WRITTEN EXERCISE
Pick out every line holding the string "true" and copy it.
————
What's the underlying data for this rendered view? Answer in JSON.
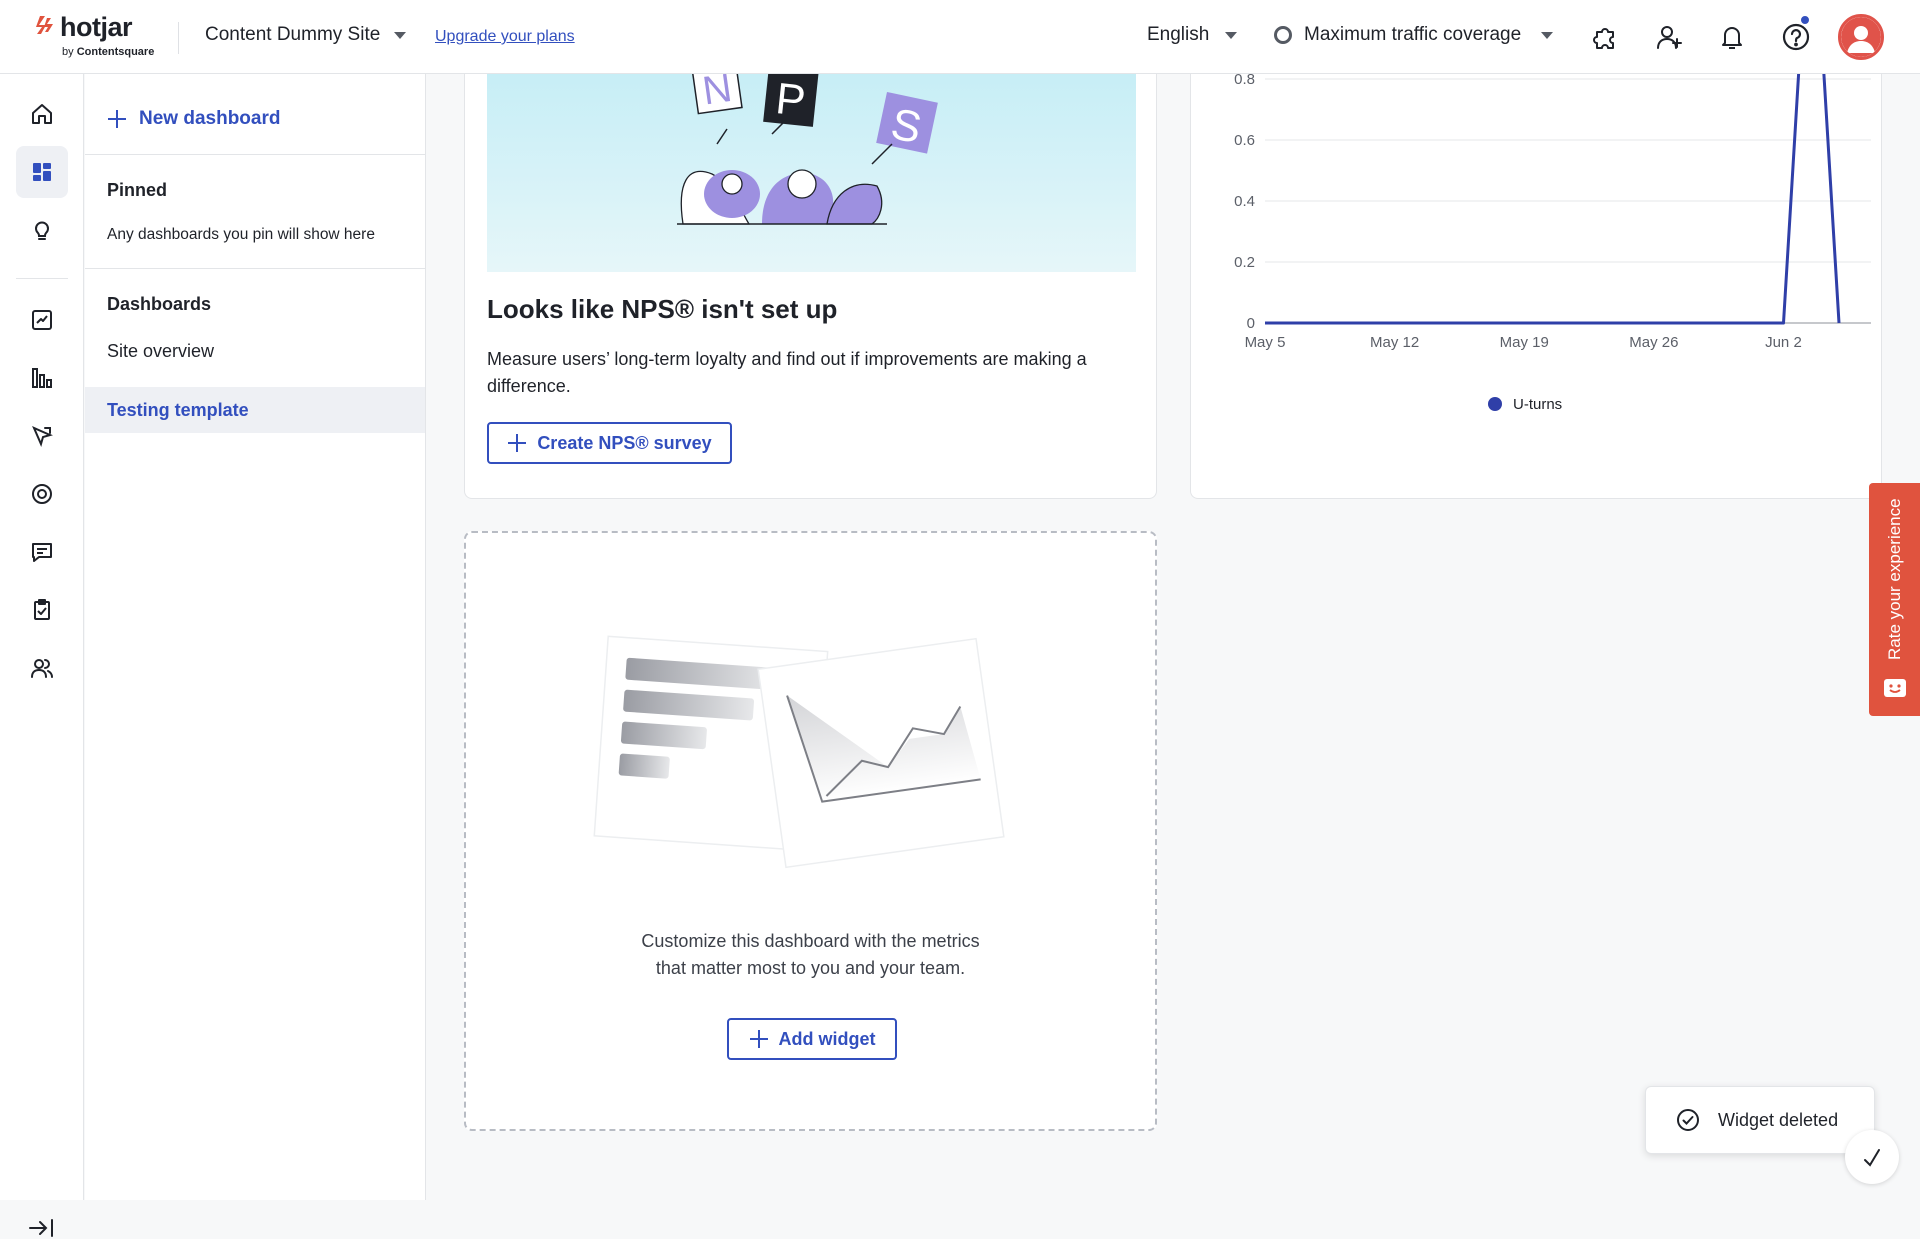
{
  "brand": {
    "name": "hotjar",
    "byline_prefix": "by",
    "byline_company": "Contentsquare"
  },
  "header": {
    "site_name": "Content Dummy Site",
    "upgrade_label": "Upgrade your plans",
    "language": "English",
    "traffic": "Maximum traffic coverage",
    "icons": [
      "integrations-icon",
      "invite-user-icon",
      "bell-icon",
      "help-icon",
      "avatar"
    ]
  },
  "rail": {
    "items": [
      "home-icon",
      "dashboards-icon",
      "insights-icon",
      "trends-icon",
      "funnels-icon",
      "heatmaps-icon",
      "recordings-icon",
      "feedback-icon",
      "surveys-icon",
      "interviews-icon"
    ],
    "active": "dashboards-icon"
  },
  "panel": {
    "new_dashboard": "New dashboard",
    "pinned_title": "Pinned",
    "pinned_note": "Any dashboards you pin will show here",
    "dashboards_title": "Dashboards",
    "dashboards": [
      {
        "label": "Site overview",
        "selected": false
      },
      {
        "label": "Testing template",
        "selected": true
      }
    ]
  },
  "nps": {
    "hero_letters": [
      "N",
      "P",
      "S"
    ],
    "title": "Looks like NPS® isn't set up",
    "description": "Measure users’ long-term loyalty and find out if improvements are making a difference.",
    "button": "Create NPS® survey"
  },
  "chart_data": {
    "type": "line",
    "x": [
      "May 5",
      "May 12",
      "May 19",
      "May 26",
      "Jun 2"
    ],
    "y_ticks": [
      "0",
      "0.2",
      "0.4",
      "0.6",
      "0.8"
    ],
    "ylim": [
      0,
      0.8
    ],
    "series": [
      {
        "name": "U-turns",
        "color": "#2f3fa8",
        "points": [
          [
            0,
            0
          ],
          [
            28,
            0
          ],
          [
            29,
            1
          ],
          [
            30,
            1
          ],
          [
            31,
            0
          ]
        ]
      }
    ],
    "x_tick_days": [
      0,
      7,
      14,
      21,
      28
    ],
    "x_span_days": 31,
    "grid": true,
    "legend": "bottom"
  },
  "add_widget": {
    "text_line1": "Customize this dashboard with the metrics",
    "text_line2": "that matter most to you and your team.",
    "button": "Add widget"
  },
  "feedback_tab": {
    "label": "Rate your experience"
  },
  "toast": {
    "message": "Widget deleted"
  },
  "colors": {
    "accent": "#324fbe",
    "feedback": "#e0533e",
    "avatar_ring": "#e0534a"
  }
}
————
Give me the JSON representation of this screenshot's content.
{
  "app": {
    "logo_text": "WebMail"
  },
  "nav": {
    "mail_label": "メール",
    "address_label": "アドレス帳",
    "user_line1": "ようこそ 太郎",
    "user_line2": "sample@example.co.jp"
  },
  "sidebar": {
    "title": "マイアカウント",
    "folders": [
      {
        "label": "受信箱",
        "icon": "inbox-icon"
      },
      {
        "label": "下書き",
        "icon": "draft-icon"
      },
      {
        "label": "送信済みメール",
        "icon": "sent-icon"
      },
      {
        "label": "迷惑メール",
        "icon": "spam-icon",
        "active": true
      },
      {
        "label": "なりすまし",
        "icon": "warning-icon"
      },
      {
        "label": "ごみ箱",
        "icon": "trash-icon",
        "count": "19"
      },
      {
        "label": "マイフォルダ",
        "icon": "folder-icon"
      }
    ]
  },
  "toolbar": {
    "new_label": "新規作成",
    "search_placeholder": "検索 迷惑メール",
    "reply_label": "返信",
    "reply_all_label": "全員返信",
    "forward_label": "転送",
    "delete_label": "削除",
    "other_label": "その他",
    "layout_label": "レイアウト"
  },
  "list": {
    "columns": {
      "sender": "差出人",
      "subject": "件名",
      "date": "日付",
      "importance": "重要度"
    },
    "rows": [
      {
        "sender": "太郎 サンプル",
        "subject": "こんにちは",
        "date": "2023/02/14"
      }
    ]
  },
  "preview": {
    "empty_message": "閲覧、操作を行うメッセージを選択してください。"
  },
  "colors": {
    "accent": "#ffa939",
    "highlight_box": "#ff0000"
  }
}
————
WRITTEN RESPONSE
        "selected": true
    "grid": true,
        "active": true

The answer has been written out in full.